**Goal**
Wherever a line holds the word "title", copy that line out.

**Material provided**
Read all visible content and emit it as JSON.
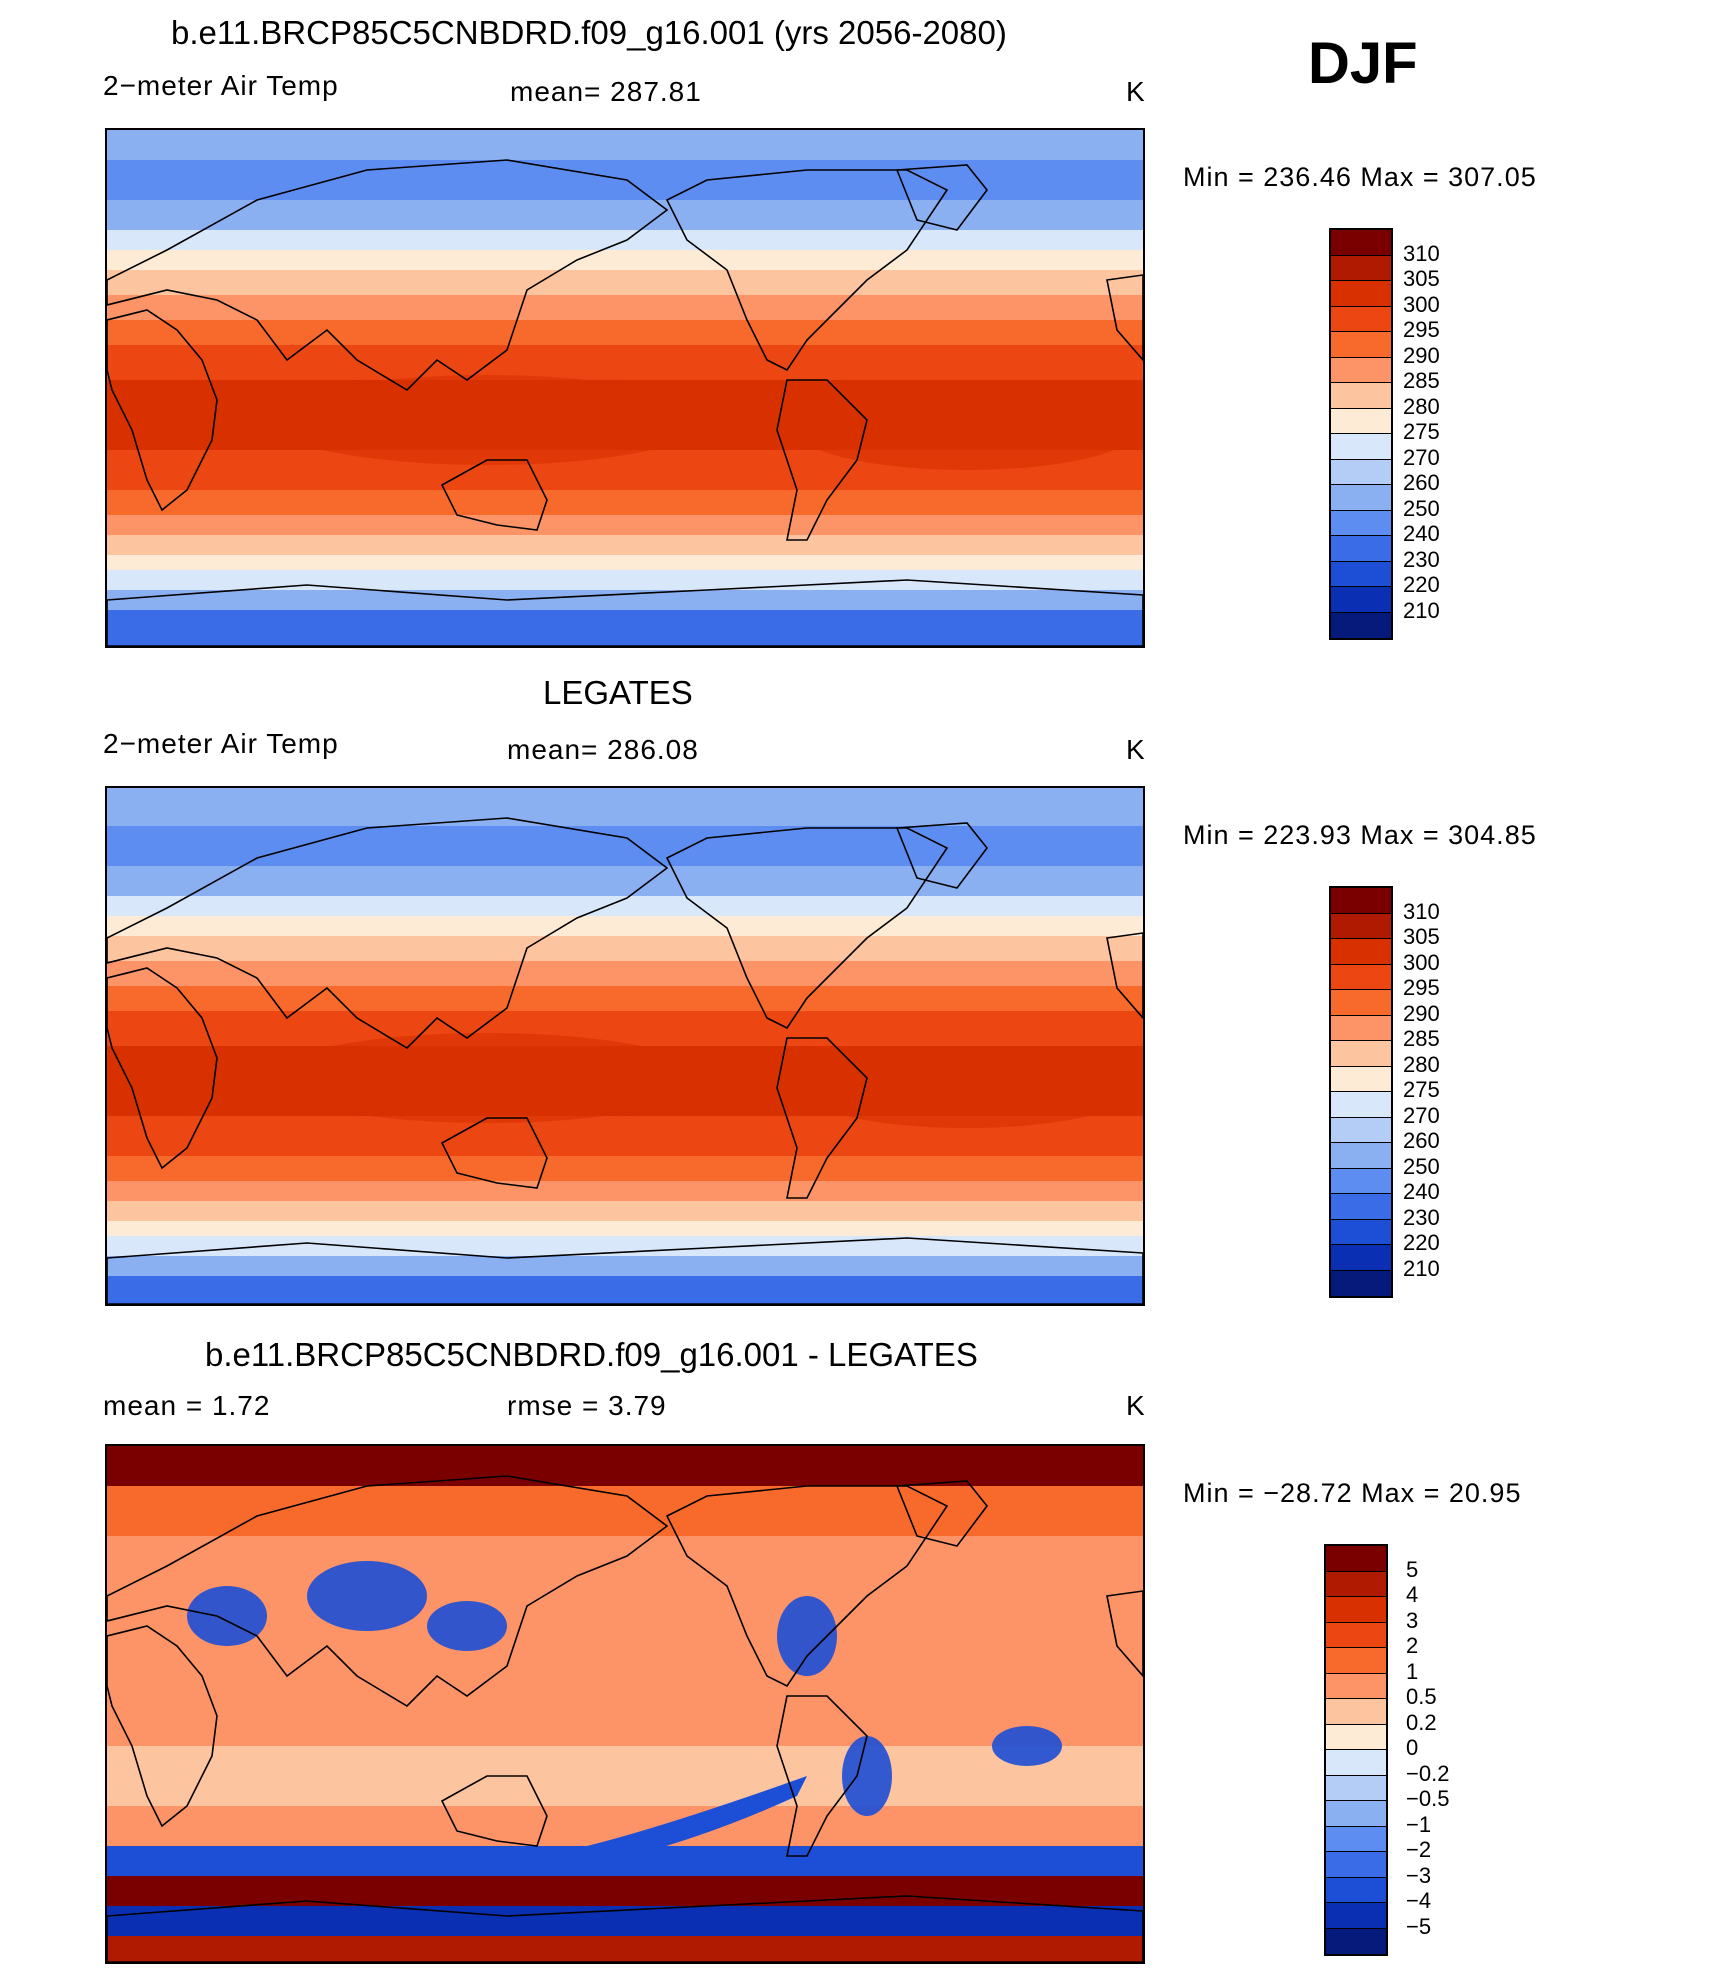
{
  "season": "DJF",
  "panels": [
    {
      "title": "b.e11.BRCP85C5CNBDRD.f09_g16.001 (yrs 2056-2080)",
      "variable": "2−meter Air Temp",
      "stat_text": "mean=  287.81",
      "units": "K",
      "minmax": "Min  =  236.46  Max  =  307.05",
      "colorbar": {
        "labels": [
          "310",
          "305",
          "300",
          "295",
          "290",
          "285",
          "280",
          "275",
          "270",
          "260",
          "250",
          "240",
          "230",
          "220",
          "210"
        ],
        "colors": [
          "#7a0000",
          "#b01a00",
          "#d93000",
          "#ec4612",
          "#f86a2c",
          "#fc9468",
          "#fdc4a0",
          "#fdebd6",
          "#d8e8fa",
          "#b4cdf6",
          "#8ab0f2",
          "#5d8df0",
          "#3b6ce8",
          "#1d4ed6",
          "#0a2fb2",
          "#061a7c"
        ]
      },
      "map_style": "model"
    },
    {
      "title": "LEGATES",
      "variable": "2−meter Air Temp",
      "stat_text": "mean=  286.08",
      "units": "K",
      "minmax": "Min  =  223.93  Max  =  304.85",
      "colorbar": {
        "labels": [
          "310",
          "305",
          "300",
          "295",
          "290",
          "285",
          "280",
          "275",
          "270",
          "260",
          "250",
          "240",
          "230",
          "220",
          "210"
        ],
        "colors": [
          "#7a0000",
          "#b01a00",
          "#d93000",
          "#ec4612",
          "#f86a2c",
          "#fc9468",
          "#fdc4a0",
          "#fdebd6",
          "#d8e8fa",
          "#b4cdf6",
          "#8ab0f2",
          "#5d8df0",
          "#3b6ce8",
          "#1d4ed6",
          "#0a2fb2",
          "#061a7c"
        ]
      },
      "map_style": "obs"
    },
    {
      "title": "b.e11.BRCP85C5CNBDRD.f09_g16.001 - LEGATES",
      "variable": "mean =     1.72",
      "stat_text": "rmse =     3.79",
      "units": "K",
      "minmax": "Min  =  −28.72  Max  =    20.95",
      "colorbar": {
        "labels": [
          "5",
          "4",
          "3",
          "2",
          "1",
          "0.5",
          "0.2",
          "0",
          "−0.2",
          "−0.5",
          "−1",
          "−2",
          "−3",
          "−4",
          "−5"
        ],
        "colors": [
          "#7a0000",
          "#b01a00",
          "#d93000",
          "#ec4612",
          "#f86a2c",
          "#fc9468",
          "#fdc4a0",
          "#fdebd6",
          "#d8e8fa",
          "#b4cdf6",
          "#8ab0f2",
          "#5d8df0",
          "#3b6ce8",
          "#1d4ed6",
          "#0a2fb2",
          "#061a7c"
        ]
      },
      "map_style": "diff"
    }
  ]
}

**Written answer**
      "title": "b.e11.BRCP85C5CNBDRD.f09_g16.001 (yrs 2056-2080)",
      "title": "LEGATES",
      "title": "b.e11.BRCP85C5CNBDRD.f09_g16.001 - LEGATES",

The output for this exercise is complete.